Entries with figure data
-- START --
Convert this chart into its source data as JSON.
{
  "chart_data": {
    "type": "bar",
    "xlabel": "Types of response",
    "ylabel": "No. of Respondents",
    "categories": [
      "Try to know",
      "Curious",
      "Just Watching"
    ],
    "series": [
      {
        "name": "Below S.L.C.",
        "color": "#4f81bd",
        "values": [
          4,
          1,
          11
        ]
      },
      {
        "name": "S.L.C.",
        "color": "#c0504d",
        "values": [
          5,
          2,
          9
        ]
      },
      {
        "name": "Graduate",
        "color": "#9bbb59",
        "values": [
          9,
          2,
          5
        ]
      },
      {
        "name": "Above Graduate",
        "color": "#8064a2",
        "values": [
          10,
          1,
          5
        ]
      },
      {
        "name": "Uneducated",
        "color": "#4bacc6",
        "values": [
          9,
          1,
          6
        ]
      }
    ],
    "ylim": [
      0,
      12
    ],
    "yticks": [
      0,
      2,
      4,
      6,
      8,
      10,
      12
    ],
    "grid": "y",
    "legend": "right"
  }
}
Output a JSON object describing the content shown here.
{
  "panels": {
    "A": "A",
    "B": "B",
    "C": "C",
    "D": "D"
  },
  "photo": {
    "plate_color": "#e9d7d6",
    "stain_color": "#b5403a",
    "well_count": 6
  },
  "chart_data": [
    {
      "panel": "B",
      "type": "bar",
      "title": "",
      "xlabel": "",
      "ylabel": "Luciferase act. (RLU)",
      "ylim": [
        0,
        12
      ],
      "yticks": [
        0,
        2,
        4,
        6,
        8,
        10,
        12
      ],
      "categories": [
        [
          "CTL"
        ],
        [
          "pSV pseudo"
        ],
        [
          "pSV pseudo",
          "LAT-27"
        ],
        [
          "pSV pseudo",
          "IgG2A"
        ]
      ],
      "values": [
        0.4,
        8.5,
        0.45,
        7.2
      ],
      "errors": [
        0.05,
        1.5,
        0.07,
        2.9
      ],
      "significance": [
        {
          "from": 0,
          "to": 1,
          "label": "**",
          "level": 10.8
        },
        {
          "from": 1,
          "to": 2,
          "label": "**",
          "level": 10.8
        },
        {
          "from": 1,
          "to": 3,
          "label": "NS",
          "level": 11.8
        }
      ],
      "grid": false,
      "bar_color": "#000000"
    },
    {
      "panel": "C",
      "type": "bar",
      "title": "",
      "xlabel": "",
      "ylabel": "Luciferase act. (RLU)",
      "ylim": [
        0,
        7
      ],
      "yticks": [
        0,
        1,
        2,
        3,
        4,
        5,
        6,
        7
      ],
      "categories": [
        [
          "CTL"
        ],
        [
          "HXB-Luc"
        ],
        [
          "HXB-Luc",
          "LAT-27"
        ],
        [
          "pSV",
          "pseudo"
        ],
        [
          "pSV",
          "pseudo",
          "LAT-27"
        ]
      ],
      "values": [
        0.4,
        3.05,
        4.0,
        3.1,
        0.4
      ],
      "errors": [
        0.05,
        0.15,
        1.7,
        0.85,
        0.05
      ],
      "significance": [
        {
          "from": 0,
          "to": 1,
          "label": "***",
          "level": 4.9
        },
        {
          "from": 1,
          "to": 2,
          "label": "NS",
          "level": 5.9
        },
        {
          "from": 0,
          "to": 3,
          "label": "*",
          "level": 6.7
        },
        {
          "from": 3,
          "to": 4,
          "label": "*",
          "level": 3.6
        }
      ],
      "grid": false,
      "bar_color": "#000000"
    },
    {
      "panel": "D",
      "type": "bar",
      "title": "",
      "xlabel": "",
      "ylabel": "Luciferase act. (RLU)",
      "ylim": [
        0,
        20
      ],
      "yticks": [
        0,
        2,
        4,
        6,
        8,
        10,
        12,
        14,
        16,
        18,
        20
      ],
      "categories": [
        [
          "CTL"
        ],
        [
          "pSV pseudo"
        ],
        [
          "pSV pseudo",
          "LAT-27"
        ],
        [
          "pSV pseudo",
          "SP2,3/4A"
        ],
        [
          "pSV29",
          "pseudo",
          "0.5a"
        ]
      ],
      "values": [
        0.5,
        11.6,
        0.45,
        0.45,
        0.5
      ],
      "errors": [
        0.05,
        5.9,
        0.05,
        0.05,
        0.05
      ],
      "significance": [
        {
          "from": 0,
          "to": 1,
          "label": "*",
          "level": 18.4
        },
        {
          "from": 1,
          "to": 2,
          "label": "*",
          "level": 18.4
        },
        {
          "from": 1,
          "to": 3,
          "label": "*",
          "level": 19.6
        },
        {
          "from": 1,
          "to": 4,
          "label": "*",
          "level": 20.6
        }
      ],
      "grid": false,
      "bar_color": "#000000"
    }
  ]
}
-- END --
-- START --
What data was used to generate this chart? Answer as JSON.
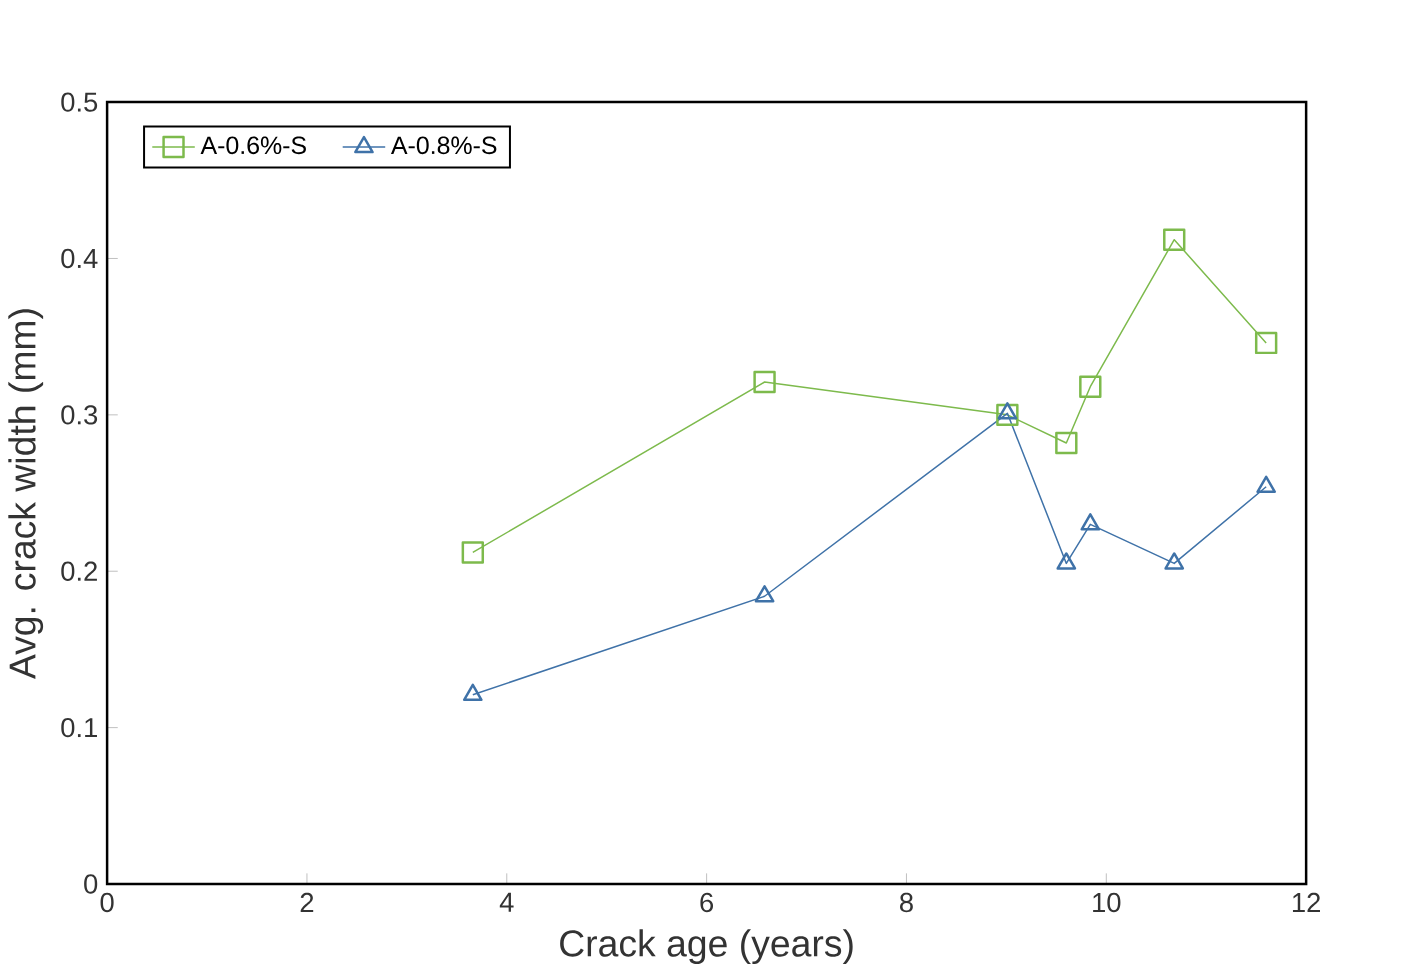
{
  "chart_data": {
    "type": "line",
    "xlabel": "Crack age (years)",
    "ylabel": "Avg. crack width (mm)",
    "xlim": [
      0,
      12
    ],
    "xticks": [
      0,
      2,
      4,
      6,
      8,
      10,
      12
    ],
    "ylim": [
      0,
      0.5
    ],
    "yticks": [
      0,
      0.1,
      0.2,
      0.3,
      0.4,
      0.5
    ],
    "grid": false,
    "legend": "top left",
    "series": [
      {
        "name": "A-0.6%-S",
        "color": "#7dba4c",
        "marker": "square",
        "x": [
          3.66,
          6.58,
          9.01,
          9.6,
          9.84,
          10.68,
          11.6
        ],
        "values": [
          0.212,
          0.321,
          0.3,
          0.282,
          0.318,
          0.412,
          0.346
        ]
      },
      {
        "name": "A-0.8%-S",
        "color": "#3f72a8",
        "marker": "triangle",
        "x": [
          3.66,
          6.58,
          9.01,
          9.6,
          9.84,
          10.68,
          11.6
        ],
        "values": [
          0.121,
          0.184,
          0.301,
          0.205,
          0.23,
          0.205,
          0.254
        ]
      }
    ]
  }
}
-- END --
-- START --
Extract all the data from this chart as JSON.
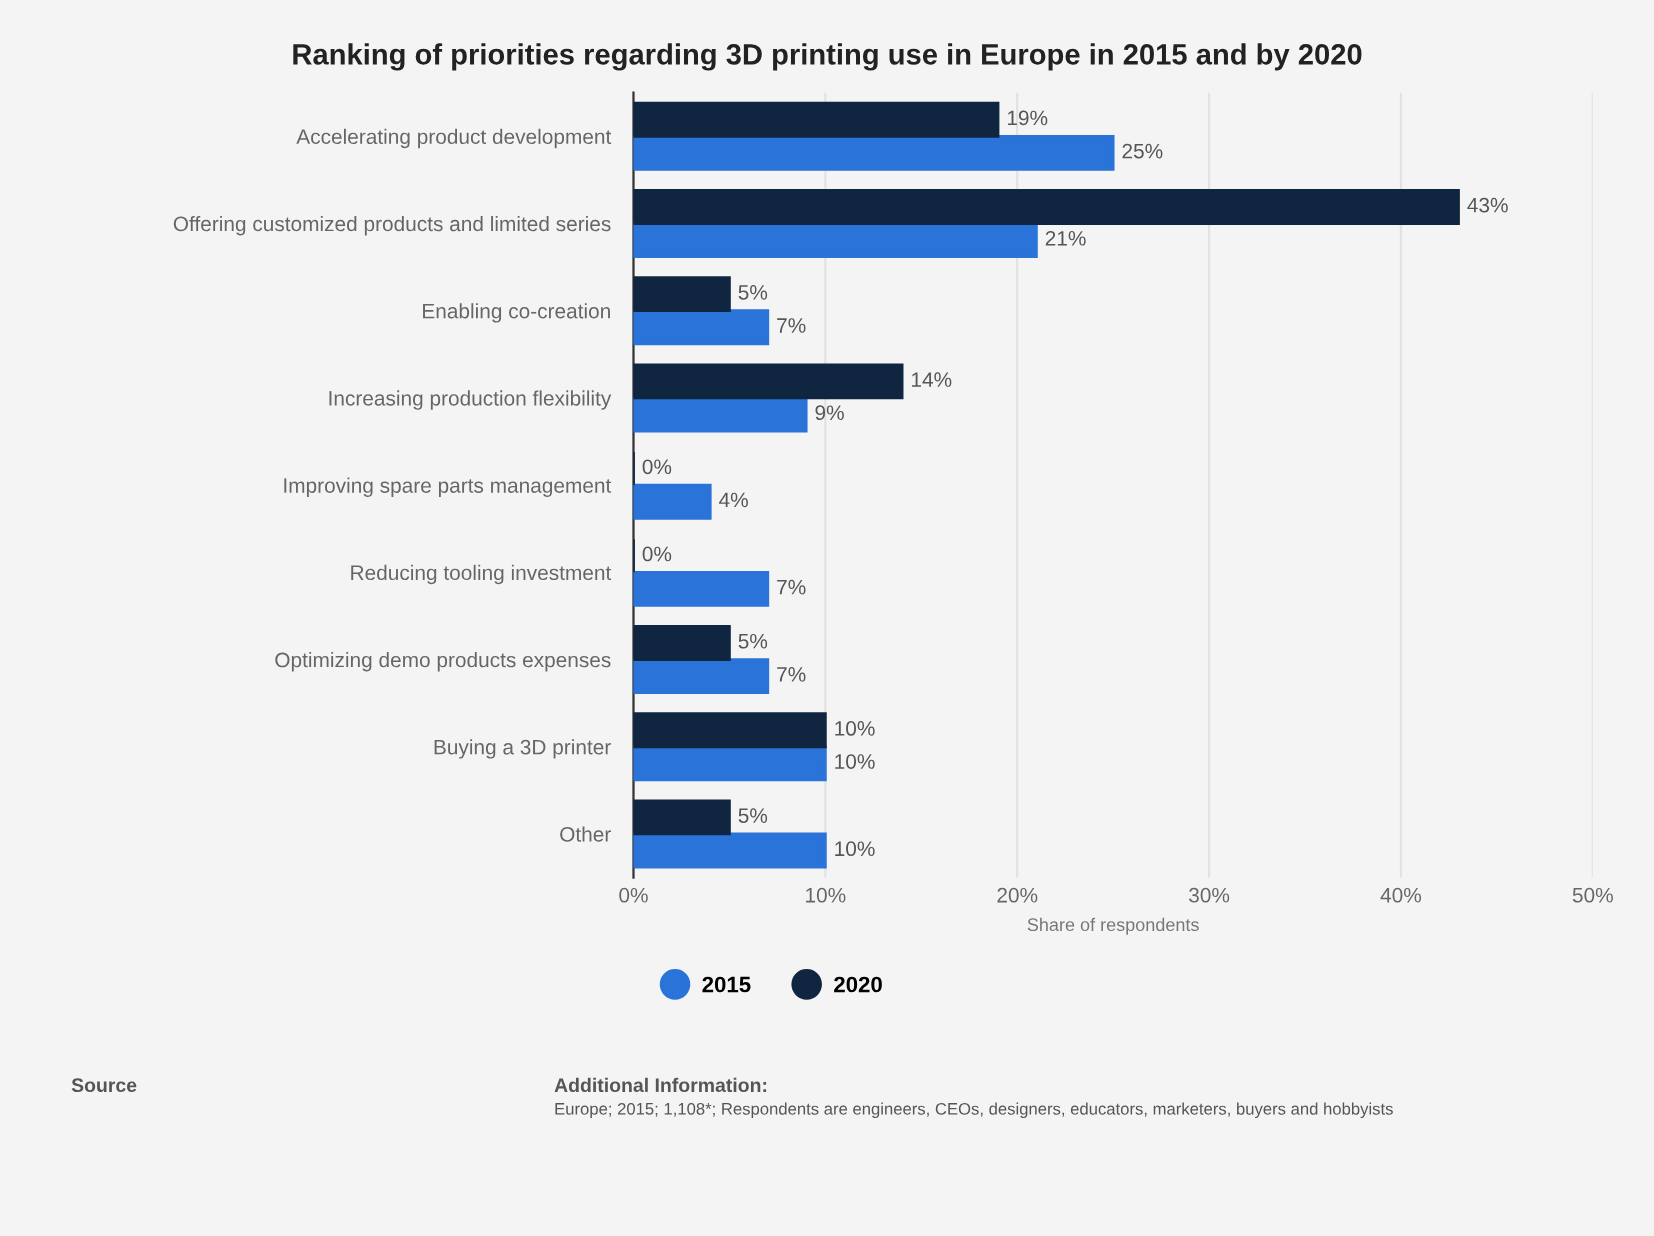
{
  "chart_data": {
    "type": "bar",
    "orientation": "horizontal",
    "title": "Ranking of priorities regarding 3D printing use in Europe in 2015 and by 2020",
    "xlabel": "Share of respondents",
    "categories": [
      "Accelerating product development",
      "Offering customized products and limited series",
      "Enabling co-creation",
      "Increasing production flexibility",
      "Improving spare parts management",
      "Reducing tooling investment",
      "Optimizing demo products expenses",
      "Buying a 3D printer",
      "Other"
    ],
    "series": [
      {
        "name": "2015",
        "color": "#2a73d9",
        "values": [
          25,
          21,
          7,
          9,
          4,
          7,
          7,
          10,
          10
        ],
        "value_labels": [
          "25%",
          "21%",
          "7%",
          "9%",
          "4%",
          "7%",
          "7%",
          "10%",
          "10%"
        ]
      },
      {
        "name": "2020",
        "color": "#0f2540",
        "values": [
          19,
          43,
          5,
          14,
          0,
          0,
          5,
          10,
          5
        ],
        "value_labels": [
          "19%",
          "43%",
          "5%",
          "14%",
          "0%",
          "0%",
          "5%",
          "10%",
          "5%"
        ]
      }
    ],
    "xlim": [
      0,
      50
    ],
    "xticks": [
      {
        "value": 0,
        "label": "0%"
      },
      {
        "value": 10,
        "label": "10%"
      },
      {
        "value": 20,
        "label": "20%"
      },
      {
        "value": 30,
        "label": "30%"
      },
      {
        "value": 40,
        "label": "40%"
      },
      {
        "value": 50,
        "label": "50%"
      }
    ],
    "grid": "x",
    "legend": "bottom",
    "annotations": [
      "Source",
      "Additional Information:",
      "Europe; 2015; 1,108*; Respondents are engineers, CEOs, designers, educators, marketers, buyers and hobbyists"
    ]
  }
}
-- END --
**Task requirements:**
Looking at the listing above, how many of its lines contain the string "Europe"? Give the number alone.

**Exercise answer:**
2